:: Exercise description ::
Reproduce all the entries exactly.

:: Data for this exercise ::
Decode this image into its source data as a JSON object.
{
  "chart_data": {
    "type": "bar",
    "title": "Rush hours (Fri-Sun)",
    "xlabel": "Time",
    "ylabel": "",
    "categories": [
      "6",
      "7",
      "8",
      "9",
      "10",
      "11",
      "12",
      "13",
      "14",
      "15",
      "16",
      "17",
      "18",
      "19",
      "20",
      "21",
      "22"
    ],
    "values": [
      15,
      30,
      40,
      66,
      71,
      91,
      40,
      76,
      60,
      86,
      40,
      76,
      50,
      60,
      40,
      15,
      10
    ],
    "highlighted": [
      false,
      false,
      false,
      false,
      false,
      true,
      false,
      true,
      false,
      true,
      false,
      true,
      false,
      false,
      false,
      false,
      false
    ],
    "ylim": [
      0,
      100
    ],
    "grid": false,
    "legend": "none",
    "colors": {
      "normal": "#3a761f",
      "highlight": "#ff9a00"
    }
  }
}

:: Finished exercise ::
Decode this image into its source data as a JSON object.
{
  "chart_data": {
    "type": "bar",
    "title": "Rush hours (Fri-Sun)",
    "xlabel": "Time",
    "ylabel": "",
    "categories": [
      "6",
      "7",
      "8",
      "9",
      "10",
      "11",
      "12",
      "13",
      "14",
      "15",
      "16",
      "17",
      "18",
      "19",
      "20",
      "21",
      "22"
    ],
    "values": [
      15,
      30,
      40,
      66,
      71,
      91,
      40,
      76,
      60,
      86,
      40,
      76,
      50,
      60,
      40,
      15,
      10
    ],
    "highlighted": [
      false,
      false,
      false,
      false,
      false,
      true,
      false,
      true,
      false,
      true,
      false,
      true,
      false,
      false,
      false,
      false,
      false
    ],
    "ylim": [
      0,
      100
    ],
    "grid": false,
    "legend": "none",
    "colors": {
      "normal": "#3a761f",
      "highlight": "#ff9a00"
    }
  }
}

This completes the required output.